== Aim of the task ==
Copy every line from the records below that holds the word "name".

--- Begin ---

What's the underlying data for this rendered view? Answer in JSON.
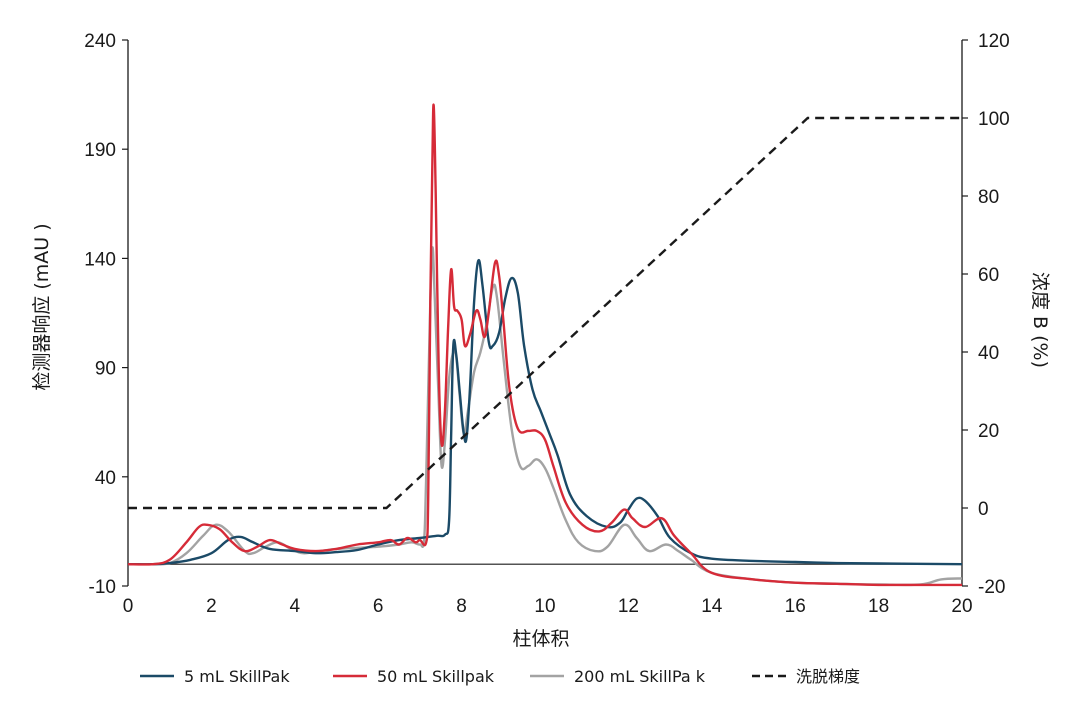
{
  "chart_data": {
    "type": "line",
    "xlabel": "柱体积",
    "ylabel_left": "检测器响应 (mAU )",
    "ylabel_right": "浓度 B (%)",
    "xlim": [
      0,
      20
    ],
    "ylim_left": [
      -10,
      240
    ],
    "ylim_right": [
      -20,
      120
    ],
    "x_ticks": [
      "0",
      "2",
      "4",
      "6",
      "8",
      "10",
      "12",
      "14",
      "16",
      "18",
      "20"
    ],
    "y_left_ticks": [
      "-10",
      "40",
      "90",
      "140",
      "190",
      "240"
    ],
    "y_right_ticks": [
      "-20",
      "0",
      "20",
      "40",
      "60",
      "80",
      "100",
      "120"
    ],
    "baseline": 0,
    "grid": false,
    "legend_position": "bottom",
    "series": [
      {
        "name": "5 mL SkillPak",
        "color": "#1b4a67",
        "axis": "left",
        "points": [
          [
            0,
            0
          ],
          [
            0.6,
            0
          ],
          [
            1.0,
            0.5
          ],
          [
            1.5,
            2
          ],
          [
            2.0,
            5
          ],
          [
            2.4,
            11
          ],
          [
            2.7,
            12.5
          ],
          [
            3.0,
            10
          ],
          [
            3.4,
            7
          ],
          [
            4.0,
            6
          ],
          [
            4.5,
            5
          ],
          [
            5.0,
            5.5
          ],
          [
            5.5,
            6.5
          ],
          [
            6.0,
            9
          ],
          [
            6.5,
            11
          ],
          [
            7.0,
            12
          ],
          [
            7.4,
            13
          ],
          [
            7.6,
            13.5
          ],
          [
            7.7,
            20
          ],
          [
            7.75,
            60
          ],
          [
            7.8,
            100
          ],
          [
            7.87,
            96
          ],
          [
            7.95,
            80
          ],
          [
            8.05,
            60
          ],
          [
            8.12,
            58
          ],
          [
            8.2,
            80
          ],
          [
            8.3,
            120
          ],
          [
            8.4,
            139
          ],
          [
            8.5,
            128
          ],
          [
            8.65,
            102
          ],
          [
            8.75,
            100
          ],
          [
            8.9,
            106
          ],
          [
            9.05,
            122
          ],
          [
            9.2,
            131
          ],
          [
            9.35,
            124
          ],
          [
            9.5,
            100
          ],
          [
            9.7,
            80
          ],
          [
            9.9,
            70
          ],
          [
            10.1,
            60
          ],
          [
            10.3,
            50
          ],
          [
            10.6,
            32
          ],
          [
            11.0,
            22
          ],
          [
            11.5,
            17
          ],
          [
            11.8,
            19
          ],
          [
            12.0,
            25
          ],
          [
            12.2,
            30
          ],
          [
            12.4,
            29
          ],
          [
            12.7,
            22
          ],
          [
            13.0,
            12
          ],
          [
            13.5,
            5
          ],
          [
            14,
            2.5
          ],
          [
            15,
            1.5
          ],
          [
            16,
            1
          ],
          [
            17,
            0.5
          ],
          [
            18,
            0.3
          ],
          [
            20,
            0
          ]
        ]
      },
      {
        "name": "50 mL Skillpak",
        "color": "#d62b38",
        "axis": "left",
        "points": [
          [
            0,
            0
          ],
          [
            0.6,
            0
          ],
          [
            1.0,
            2
          ],
          [
            1.4,
            10
          ],
          [
            1.7,
            17
          ],
          [
            1.9,
            18
          ],
          [
            2.2,
            16
          ],
          [
            2.5,
            10
          ],
          [
            2.8,
            6
          ],
          [
            3.1,
            8
          ],
          [
            3.4,
            11
          ],
          [
            3.7,
            9
          ],
          [
            4.0,
            7
          ],
          [
            4.5,
            6
          ],
          [
            5.0,
            7
          ],
          [
            5.5,
            9
          ],
          [
            6.0,
            10
          ],
          [
            6.3,
            11
          ],
          [
            6.5,
            9
          ],
          [
            6.7,
            12
          ],
          [
            6.9,
            10
          ],
          [
            7.0,
            11
          ],
          [
            7.15,
            10
          ],
          [
            7.2,
            30
          ],
          [
            7.25,
            120
          ],
          [
            7.3,
            185
          ],
          [
            7.33,
            210
          ],
          [
            7.38,
            170
          ],
          [
            7.45,
            90
          ],
          [
            7.52,
            55
          ],
          [
            7.6,
            70
          ],
          [
            7.68,
            110
          ],
          [
            7.75,
            135
          ],
          [
            7.82,
            118
          ],
          [
            7.9,
            116
          ],
          [
            8.0,
            112
          ],
          [
            8.08,
            100
          ],
          [
            8.2,
            105
          ],
          [
            8.35,
            116
          ],
          [
            8.45,
            112
          ],
          [
            8.55,
            104
          ],
          [
            8.65,
            115
          ],
          [
            8.8,
            138
          ],
          [
            8.9,
            132
          ],
          [
            9.0,
            112
          ],
          [
            9.15,
            80
          ],
          [
            9.35,
            62
          ],
          [
            9.6,
            61
          ],
          [
            9.8,
            61
          ],
          [
            10.0,
            57
          ],
          [
            10.2,
            45
          ],
          [
            10.5,
            28
          ],
          [
            10.9,
            18
          ],
          [
            11.3,
            15
          ],
          [
            11.6,
            19
          ],
          [
            11.9,
            25
          ],
          [
            12.1,
            21
          ],
          [
            12.4,
            17
          ],
          [
            12.8,
            21
          ],
          [
            13.1,
            13
          ],
          [
            13.5,
            5
          ],
          [
            14,
            -4
          ],
          [
            15,
            -7
          ],
          [
            16,
            -8.5
          ],
          [
            17,
            -9
          ],
          [
            18,
            -9.5
          ],
          [
            19,
            -9.5
          ],
          [
            20,
            -9.5
          ]
        ]
      },
      {
        "name": "200 mL SkillPa k",
        "color": "#a3a3a3",
        "axis": "left",
        "points": [
          [
            0,
            0
          ],
          [
            0.6,
            0
          ],
          [
            1.0,
            0.5
          ],
          [
            1.4,
            5
          ],
          [
            1.8,
            13
          ],
          [
            2.1,
            18
          ],
          [
            2.4,
            15
          ],
          [
            2.8,
            6
          ],
          [
            3.0,
            5
          ],
          [
            3.3,
            8
          ],
          [
            3.6,
            10
          ],
          [
            3.9,
            7
          ],
          [
            4.2,
            5
          ],
          [
            4.6,
            6
          ],
          [
            5.0,
            7
          ],
          [
            5.5,
            7.5
          ],
          [
            6.0,
            8
          ],
          [
            6.5,
            9
          ],
          [
            6.8,
            10
          ],
          [
            7.0,
            9
          ],
          [
            7.1,
            11
          ],
          [
            7.15,
            40
          ],
          [
            7.25,
            120
          ],
          [
            7.3,
            145
          ],
          [
            7.35,
            125
          ],
          [
            7.45,
            75
          ],
          [
            7.52,
            45
          ],
          [
            7.6,
            56
          ],
          [
            7.7,
            85
          ],
          [
            7.8,
            97
          ],
          [
            7.87,
            95
          ],
          [
            7.95,
            78
          ],
          [
            8.05,
            60
          ],
          [
            8.15,
            70
          ],
          [
            8.3,
            88
          ],
          [
            8.45,
            97
          ],
          [
            8.6,
            110
          ],
          [
            8.75,
            127
          ],
          [
            8.85,
            122
          ],
          [
            9.0,
            95
          ],
          [
            9.2,
            62
          ],
          [
            9.4,
            45
          ],
          [
            9.6,
            45
          ],
          [
            9.8,
            48
          ],
          [
            10.0,
            44
          ],
          [
            10.2,
            35
          ],
          [
            10.5,
            20
          ],
          [
            10.8,
            10
          ],
          [
            11.2,
            6
          ],
          [
            11.5,
            8
          ],
          [
            11.9,
            18
          ],
          [
            12.2,
            12
          ],
          [
            12.5,
            6
          ],
          [
            12.9,
            9
          ],
          [
            13.2,
            6
          ],
          [
            13.5,
            2
          ],
          [
            14,
            -4
          ],
          [
            15,
            -7
          ],
          [
            16,
            -8.5
          ],
          [
            17,
            -9
          ],
          [
            18,
            -9.3
          ],
          [
            19,
            -9.3
          ],
          [
            19.5,
            -7
          ],
          [
            20,
            -6.5
          ]
        ]
      },
      {
        "name": "洗脱梯度",
        "color": "#1a1a1a",
        "axis": "right",
        "dashed": true,
        "points": [
          [
            0,
            0
          ],
          [
            6.2,
            0
          ],
          [
            16.3,
            100
          ],
          [
            20,
            100
          ]
        ]
      }
    ]
  }
}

--- End ---

== Complete output ==
        "name": "5 mL SkillPak",
        "name": "50 mL Skillpak",
        "name": "200 mL SkillPa k",
        "name": "洗脱梯度",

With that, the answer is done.